■ What to do:
Copy whichever lines of the data hold the word "ribbon".

■ Document understanding data:
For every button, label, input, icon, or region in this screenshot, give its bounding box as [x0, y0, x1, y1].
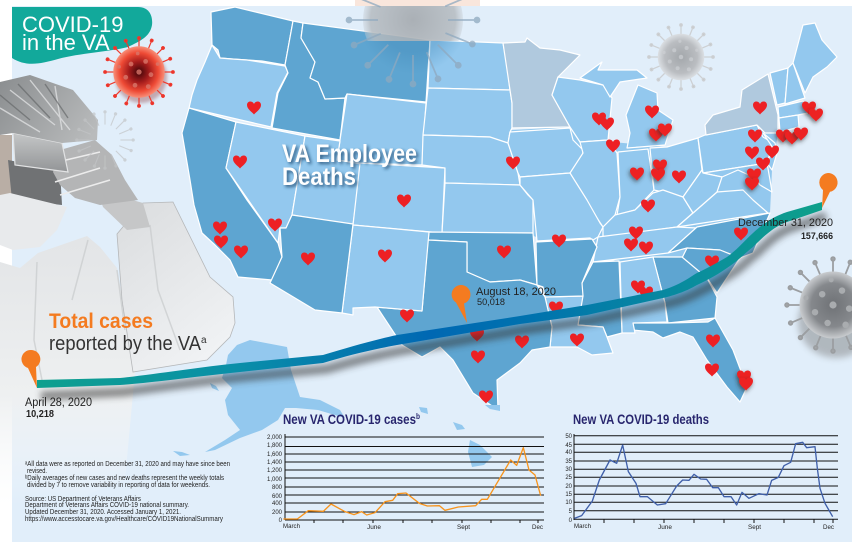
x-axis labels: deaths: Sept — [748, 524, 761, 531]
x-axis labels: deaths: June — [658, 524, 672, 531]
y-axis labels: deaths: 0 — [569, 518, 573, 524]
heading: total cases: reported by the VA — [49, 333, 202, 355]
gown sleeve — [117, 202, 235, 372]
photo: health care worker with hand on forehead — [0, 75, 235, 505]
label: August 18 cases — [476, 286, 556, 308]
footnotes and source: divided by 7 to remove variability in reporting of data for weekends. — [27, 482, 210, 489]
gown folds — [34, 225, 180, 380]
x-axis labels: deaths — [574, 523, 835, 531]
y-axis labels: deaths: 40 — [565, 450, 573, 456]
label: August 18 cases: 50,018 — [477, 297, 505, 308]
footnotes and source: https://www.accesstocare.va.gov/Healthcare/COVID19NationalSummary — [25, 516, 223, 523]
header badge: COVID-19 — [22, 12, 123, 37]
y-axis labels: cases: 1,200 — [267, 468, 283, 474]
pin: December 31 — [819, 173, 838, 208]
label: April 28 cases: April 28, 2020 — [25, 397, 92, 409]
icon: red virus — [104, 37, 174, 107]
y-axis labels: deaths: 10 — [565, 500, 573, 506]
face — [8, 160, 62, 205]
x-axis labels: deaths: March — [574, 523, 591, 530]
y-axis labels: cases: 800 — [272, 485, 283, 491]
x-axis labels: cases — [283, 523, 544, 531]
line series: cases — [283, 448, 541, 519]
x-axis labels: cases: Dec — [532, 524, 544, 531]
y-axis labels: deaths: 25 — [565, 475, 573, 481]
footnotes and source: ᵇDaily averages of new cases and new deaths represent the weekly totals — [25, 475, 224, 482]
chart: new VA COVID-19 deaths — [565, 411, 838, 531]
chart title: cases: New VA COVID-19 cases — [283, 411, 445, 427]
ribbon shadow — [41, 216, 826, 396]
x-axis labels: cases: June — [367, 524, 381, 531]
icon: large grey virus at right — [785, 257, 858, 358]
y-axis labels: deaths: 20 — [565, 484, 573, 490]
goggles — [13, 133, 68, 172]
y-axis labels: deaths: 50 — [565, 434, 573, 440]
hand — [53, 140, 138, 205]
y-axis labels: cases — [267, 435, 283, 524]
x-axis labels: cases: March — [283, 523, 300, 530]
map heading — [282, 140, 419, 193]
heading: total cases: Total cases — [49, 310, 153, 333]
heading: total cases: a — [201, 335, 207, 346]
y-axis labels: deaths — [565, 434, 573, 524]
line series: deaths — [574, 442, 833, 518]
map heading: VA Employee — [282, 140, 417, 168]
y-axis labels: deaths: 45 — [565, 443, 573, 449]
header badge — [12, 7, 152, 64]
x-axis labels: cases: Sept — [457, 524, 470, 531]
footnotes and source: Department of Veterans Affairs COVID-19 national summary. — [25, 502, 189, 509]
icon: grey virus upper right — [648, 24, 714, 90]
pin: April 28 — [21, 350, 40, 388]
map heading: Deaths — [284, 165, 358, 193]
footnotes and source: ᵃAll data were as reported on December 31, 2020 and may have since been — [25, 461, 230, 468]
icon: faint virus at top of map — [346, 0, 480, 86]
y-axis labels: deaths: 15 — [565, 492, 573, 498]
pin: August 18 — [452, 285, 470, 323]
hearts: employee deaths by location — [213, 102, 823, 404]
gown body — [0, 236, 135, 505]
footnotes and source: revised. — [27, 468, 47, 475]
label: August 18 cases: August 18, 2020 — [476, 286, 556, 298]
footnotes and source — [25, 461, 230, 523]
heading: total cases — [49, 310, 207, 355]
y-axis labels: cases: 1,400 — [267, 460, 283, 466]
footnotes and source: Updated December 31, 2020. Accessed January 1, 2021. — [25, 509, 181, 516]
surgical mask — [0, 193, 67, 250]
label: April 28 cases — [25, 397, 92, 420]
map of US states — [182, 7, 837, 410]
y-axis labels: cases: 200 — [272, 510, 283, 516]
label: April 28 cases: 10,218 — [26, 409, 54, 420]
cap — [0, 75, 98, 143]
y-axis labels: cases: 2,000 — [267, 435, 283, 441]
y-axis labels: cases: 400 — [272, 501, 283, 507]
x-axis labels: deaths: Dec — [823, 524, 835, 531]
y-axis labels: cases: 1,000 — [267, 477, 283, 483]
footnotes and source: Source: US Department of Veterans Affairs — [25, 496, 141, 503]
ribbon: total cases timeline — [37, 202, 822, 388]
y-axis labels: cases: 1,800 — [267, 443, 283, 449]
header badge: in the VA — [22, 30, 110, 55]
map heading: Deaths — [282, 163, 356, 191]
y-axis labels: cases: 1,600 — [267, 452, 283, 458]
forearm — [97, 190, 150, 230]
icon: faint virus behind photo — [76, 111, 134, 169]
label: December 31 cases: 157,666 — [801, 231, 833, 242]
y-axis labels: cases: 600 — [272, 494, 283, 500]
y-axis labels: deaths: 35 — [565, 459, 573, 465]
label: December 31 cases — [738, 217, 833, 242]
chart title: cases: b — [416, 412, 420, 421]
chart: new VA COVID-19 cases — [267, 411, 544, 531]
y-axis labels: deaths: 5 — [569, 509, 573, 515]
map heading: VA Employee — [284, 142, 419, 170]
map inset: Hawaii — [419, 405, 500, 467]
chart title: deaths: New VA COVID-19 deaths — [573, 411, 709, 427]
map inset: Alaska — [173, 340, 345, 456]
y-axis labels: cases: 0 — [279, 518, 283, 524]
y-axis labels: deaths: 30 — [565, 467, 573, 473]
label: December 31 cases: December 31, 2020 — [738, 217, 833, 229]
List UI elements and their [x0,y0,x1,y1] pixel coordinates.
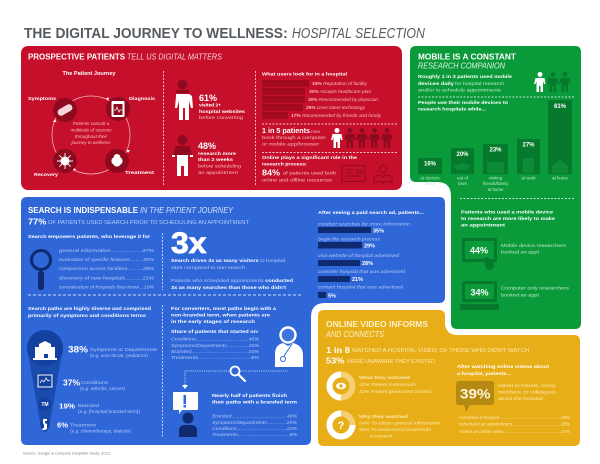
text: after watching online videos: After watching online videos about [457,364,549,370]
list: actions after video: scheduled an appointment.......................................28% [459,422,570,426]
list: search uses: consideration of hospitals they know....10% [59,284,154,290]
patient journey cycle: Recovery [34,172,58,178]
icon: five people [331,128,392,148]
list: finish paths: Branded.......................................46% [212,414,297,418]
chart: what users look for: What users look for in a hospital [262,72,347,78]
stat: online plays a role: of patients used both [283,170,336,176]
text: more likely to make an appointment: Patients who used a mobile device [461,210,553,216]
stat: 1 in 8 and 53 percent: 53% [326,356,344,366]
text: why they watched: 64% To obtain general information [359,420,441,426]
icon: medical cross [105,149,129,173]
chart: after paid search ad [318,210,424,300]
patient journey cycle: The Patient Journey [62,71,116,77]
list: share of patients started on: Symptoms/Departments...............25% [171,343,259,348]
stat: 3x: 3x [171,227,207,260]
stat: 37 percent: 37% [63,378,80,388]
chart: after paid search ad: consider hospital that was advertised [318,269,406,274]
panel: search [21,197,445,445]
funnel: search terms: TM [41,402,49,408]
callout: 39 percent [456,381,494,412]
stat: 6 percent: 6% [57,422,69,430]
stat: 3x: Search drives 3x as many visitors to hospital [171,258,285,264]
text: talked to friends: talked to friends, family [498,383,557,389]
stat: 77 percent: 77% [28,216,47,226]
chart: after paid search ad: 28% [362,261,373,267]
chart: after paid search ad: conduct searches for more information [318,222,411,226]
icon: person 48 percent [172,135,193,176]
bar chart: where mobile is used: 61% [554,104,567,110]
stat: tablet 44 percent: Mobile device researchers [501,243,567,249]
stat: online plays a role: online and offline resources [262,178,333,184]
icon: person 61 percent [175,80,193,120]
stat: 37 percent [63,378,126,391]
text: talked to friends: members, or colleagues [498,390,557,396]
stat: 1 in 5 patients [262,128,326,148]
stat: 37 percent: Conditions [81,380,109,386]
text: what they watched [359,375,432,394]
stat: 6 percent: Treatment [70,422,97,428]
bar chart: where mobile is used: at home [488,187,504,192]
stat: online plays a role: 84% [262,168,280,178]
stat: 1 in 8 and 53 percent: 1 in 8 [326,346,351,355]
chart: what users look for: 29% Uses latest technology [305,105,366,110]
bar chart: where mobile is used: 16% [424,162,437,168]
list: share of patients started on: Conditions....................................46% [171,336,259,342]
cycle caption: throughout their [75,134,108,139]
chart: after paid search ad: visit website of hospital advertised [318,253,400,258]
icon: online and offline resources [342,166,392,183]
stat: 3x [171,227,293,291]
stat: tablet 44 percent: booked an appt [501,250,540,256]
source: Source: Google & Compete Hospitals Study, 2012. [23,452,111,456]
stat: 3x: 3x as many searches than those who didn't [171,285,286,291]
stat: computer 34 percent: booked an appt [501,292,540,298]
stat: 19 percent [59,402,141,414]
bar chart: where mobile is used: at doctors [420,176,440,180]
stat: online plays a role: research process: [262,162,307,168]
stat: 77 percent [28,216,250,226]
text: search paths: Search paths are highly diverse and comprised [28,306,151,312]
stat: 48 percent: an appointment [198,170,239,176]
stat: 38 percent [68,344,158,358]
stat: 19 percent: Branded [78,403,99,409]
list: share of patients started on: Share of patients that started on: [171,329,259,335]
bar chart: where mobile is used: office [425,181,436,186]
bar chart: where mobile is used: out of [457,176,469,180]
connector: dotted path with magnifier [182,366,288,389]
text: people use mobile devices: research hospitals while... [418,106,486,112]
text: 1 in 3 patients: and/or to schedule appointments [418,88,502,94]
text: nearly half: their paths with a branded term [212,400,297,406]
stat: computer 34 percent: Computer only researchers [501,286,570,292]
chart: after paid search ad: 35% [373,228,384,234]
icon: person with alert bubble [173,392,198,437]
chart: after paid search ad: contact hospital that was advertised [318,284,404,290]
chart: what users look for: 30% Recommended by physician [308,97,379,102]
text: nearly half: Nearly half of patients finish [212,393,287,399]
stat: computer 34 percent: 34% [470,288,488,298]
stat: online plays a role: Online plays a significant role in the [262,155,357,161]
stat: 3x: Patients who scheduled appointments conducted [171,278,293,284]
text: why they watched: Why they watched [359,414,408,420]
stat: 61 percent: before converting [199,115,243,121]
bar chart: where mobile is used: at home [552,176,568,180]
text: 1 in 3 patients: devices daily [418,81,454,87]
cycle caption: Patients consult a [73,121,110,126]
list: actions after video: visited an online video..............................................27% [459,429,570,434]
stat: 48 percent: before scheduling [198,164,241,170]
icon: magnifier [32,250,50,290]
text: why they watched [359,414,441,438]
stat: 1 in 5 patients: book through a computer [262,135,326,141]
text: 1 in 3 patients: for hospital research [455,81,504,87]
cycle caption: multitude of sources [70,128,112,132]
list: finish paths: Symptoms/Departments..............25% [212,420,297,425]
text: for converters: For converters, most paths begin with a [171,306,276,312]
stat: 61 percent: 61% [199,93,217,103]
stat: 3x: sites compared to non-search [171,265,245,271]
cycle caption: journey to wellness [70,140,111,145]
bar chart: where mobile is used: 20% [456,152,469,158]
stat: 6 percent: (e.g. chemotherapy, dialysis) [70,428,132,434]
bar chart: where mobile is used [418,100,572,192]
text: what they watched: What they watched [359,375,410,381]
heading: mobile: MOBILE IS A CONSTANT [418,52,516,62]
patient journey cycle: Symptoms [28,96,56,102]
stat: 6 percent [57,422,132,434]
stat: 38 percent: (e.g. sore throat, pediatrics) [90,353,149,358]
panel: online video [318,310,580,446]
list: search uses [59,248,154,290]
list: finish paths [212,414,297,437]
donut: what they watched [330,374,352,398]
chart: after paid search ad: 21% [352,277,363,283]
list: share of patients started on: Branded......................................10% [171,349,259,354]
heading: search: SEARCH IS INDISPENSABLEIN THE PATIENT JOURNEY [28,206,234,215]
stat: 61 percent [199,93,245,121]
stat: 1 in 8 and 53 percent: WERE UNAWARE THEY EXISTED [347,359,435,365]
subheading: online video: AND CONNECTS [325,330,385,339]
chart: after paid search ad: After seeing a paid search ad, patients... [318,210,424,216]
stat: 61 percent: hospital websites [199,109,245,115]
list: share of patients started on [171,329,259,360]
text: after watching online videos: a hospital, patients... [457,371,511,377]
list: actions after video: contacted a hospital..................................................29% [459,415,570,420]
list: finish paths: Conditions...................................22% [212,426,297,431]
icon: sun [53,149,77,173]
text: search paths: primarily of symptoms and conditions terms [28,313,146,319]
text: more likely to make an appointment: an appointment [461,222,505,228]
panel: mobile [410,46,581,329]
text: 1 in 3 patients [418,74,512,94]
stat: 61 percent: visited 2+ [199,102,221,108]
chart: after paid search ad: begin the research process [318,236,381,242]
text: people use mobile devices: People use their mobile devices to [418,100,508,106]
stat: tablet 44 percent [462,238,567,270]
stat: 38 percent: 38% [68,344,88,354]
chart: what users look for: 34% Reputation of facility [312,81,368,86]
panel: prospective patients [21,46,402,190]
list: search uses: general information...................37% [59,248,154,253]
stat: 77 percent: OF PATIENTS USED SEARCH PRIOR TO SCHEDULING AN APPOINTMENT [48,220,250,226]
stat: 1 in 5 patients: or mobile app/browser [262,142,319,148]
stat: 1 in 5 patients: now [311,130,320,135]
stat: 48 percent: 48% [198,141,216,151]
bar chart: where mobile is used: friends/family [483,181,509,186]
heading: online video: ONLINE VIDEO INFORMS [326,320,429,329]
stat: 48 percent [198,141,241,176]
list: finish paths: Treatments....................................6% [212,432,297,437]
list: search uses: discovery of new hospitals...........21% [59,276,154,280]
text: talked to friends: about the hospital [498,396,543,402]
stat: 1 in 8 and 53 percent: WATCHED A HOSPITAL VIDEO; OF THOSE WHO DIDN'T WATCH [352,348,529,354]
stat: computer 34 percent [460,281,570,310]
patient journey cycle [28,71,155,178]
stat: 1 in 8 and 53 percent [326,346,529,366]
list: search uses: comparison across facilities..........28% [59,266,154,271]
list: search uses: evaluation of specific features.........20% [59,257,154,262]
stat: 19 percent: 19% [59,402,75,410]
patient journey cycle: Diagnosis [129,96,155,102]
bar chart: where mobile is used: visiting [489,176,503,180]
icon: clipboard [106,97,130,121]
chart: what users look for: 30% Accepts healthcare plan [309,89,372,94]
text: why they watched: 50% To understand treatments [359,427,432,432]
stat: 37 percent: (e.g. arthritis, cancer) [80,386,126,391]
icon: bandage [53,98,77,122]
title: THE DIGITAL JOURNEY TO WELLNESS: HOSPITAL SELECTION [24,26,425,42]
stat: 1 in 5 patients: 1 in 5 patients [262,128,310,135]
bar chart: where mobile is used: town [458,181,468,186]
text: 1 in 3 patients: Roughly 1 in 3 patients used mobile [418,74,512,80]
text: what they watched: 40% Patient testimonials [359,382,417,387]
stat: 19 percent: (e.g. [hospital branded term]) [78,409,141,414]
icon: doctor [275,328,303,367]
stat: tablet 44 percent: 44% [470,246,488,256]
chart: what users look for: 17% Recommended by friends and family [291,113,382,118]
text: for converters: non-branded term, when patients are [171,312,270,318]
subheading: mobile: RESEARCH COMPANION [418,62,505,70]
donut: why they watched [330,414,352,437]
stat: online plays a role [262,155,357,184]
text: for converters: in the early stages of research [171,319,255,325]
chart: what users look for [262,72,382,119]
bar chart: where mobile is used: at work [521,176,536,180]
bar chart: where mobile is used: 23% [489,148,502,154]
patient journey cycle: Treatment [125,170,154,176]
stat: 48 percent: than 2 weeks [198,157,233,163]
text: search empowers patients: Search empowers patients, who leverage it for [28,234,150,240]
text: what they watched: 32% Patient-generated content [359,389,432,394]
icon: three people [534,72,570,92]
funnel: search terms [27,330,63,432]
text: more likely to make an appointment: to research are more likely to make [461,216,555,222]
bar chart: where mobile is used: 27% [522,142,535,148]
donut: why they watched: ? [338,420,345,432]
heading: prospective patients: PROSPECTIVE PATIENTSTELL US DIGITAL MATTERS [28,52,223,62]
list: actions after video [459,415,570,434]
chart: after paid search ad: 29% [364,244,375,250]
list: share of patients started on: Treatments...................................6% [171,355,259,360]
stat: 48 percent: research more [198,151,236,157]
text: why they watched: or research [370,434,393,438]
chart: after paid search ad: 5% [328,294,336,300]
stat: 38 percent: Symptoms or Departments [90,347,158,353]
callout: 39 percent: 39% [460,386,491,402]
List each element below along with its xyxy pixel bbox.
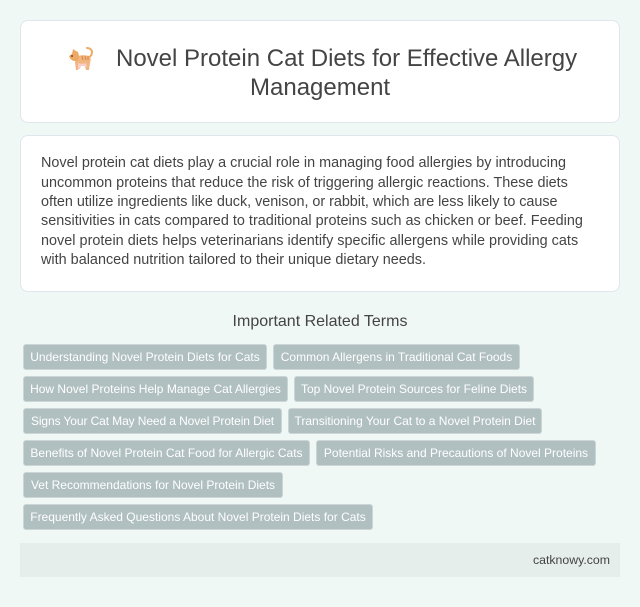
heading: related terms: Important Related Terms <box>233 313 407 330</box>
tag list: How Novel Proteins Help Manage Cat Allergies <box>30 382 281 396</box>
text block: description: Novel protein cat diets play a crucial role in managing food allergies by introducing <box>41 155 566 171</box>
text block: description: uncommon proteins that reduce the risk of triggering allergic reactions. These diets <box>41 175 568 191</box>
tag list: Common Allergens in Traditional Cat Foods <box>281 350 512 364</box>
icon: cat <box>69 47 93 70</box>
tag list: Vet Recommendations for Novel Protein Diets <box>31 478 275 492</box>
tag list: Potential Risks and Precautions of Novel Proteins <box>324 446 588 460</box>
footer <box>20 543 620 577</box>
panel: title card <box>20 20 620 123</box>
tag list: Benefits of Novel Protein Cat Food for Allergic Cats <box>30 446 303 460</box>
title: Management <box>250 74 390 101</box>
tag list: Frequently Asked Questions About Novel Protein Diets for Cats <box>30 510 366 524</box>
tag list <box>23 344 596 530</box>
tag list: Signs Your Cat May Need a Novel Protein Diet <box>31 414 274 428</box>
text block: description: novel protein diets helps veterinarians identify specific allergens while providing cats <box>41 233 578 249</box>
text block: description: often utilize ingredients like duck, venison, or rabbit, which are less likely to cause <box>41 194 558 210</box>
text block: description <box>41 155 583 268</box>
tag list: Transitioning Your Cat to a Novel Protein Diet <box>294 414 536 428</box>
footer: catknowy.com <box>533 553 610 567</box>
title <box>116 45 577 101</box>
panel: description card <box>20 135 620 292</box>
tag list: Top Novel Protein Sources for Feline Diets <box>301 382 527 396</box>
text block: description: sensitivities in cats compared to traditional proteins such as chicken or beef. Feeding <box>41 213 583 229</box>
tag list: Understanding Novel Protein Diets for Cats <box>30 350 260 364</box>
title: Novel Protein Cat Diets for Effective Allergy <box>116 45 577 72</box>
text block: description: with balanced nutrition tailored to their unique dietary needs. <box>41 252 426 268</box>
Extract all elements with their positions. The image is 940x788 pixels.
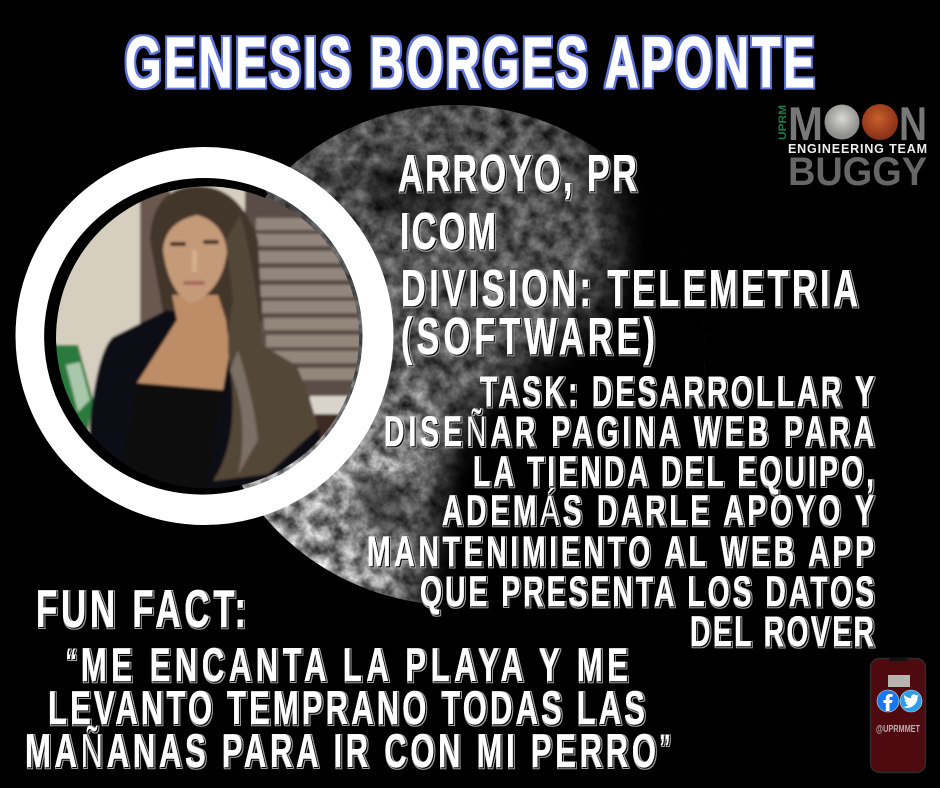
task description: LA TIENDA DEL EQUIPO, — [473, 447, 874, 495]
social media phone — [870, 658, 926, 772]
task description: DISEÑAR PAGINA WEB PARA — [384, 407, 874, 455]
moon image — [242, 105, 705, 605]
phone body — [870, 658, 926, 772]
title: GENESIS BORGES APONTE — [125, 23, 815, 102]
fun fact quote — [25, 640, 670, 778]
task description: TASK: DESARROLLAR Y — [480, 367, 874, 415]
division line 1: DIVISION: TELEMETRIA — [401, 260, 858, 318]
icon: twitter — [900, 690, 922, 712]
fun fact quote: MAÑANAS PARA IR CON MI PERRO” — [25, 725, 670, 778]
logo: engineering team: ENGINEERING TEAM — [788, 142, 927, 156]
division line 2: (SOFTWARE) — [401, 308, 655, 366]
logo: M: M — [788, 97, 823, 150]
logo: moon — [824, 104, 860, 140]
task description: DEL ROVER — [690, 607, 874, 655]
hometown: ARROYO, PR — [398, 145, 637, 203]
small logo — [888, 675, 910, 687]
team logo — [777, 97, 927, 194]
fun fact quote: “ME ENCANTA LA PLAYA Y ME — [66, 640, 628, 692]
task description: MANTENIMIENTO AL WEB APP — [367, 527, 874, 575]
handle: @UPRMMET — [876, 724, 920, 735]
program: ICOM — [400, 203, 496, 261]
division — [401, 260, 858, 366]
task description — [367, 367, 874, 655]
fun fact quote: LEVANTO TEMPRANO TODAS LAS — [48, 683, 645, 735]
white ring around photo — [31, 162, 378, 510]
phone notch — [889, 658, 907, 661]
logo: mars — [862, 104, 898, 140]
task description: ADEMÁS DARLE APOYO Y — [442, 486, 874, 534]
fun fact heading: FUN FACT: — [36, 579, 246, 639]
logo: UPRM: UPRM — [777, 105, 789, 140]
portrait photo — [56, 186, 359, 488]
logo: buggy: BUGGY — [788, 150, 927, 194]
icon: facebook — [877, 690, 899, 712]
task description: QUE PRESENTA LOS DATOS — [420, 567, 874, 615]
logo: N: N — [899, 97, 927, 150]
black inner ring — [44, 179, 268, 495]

■ Result:
ribbon shadow — [41, 216, 826, 396]
ribbon: total cases timeline — [37, 202, 822, 388]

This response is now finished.